SELECTED PASSAGE:
Nainz and Viiz had a strict musical upbringing thanks to their parents, who encouraged the brothers to sing at church and later pushed them to perform at school, rest homes and private functions – all for free. “Mum and Dad taught us don’t worry about the money,” Viiz told the Otago Daily Times in 2004. ‘There were times when me and my brother would say ‘oh come on, at least $20, or something’ because we weren’t well off – we were pretty much poor.”
The brothers practised songs from the radio, by the Bee Gees, Whitney Houston and Mariah Carey.
Back then their parents would lay-by instruments for the brothers to learn on, starting with piano, then guitar and drums. Even when they moved to Tokoroa, their parents would still be paying off the ones they had on lay-by back in Hamilton. The brothers practised songs they heard on the radio from the likes of the Bee Gees, Whitney Houston and Mariah Carey. “It was quite a challenge because when you’re kids you just want to play all the time,” Nainz said to NZ Herald in 2004. “And me and this guy would be in the house playing instruments.”
In 1997 they entered Smokefree Rockquest, the long-running local competition for intermediate and high school bands. To reflect their laid-back style of music, they called themselves Adeaze. “In army terms, ‘attention’ means to stand to attention,” Nainz explained in a 2004 interview with NZ Musician, “and then ‘at ease’, which means relax.”
It was at Smokefree Rockquest that they caught the attention of Brotha D (Danny Leosavaii), co-founder of local hip-hop and R&B record label Dawn Raid Entertainment. The chance meeting led to the brothers getting two of their songs (‘Neva Gon Let U Die’ and ‘Luv Iz Tru’) on the Dawn Raid compilation album Southside Story that was released in 2000. Adeaze officially signed with Dawn Raid in late 2002, a move which saw them become labelmates with Deceptikonz and Ill Semantics – two groups whose members played a key role in local hip-hop’s breakout in the early-2000s.

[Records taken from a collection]
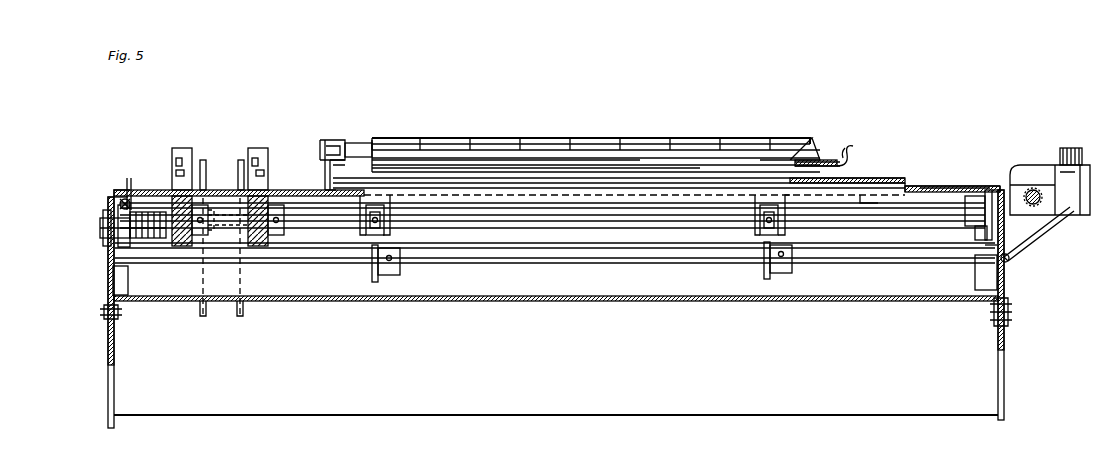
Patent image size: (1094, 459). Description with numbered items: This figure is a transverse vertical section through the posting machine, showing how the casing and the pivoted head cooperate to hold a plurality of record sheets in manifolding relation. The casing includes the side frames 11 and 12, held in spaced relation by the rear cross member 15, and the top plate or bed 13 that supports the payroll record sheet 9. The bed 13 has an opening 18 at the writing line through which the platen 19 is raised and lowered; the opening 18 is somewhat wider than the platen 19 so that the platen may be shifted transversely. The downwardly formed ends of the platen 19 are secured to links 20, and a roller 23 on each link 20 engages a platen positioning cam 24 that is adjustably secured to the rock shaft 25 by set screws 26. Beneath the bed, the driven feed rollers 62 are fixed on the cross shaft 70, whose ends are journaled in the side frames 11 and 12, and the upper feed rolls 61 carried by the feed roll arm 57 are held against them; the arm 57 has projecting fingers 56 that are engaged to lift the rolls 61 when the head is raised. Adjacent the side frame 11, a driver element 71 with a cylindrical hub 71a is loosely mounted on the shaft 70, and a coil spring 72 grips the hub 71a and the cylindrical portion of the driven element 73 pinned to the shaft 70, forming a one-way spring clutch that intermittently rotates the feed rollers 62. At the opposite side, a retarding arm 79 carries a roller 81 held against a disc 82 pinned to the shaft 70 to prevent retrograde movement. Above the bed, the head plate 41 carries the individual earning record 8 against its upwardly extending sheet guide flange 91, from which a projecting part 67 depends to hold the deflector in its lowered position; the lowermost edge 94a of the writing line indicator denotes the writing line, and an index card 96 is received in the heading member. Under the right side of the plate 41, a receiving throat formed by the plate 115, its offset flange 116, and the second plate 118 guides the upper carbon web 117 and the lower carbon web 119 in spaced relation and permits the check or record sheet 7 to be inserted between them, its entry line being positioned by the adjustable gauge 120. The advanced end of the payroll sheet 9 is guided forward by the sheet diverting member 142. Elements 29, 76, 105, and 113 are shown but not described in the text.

The check or record sheet 7 is at (936, 186).
The individual earning record 8 is at (596, 155).
The payroll record sheet 9 is at (146, 194).
The side frame 11 is at (108, 345).
The side frame 12 is at (1004, 349).
The top plate or bed 13 is at (943, 188).
The rear cross member 15 is at (556, 397).
The opening 18 is at (308, 188).
The platen 19 is at (626, 201).
The links 20 is at (366, 234).
The roller 23 is at (384, 208).
The platen positioning cam 24 is at (384, 238).
The rock shaft 25 is at (556, 259).
The set screws 26 is at (389, 258).
The lock nut 29 is at (118, 200).
The support or plate 41 is at (814, 163).
The projecting fingers 56 is at (206, 316).
The feed roll arm 57 is at (204, 160).
The upper feed rolls 61 is at (182, 148).
The driven feed rollers 62 is at (165, 207).
The projecting part 67 is at (334, 178).
The cross shaft 70 is at (516, 222).
The driver element 71 is at (122, 245).
The cylindrical hub 71a is at (122, 216).
The coil spring 72 is at (156, 238).
The driven element 73 is at (142, 190).
The pin 76 is at (128, 204).
The arm 79 is at (1000, 283).
The roller 81 is at (975, 236).
The disc 82 is at (985, 195).
The sheet guide flange 91 is at (336, 152).
The lowermost edge of the indicator 94a is at (370, 140).
The index card 96 is at (754, 135).
The deflector 105 is at (797, 160).
The base 113 is at (286, 456).
The plate 115 is at (850, 154).
The offset flange 116 is at (814, 160).
The upper carbon web 117 is at (686, 167).
The second plate 118 is at (888, 178).
The lower carbon web 119 is at (638, 185).
The adjustable gauge 120 is at (1078, 212).
The sheet diverting member 142 is at (684, 301).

WORK REQUIRED: From the Adeaze passage above, reproduce word for word the section that begins at the words "It was at Smokefree" and ends after "in the early-2000s.".

REPLY:
It was at Smokefree Rockquest that they caught the attention of Brotha D (Danny Leosavaii), co-founder of local hip-hop and R&B record label Dawn Raid Entertainment. The chance meeting led to the brothers getting two of their songs (‘Neva Gon Let U Die’ and ‘Luv Iz Tru’) on the Dawn Raid compilation album Southside Story that was released in 2000. Adeaze officially signed with Dawn Raid in late 2002, a move which saw them become labelmates with Deceptikonz and Ill Semantics – two groups whose members played a key role in local hip-hop’s breakout in the early-2000s.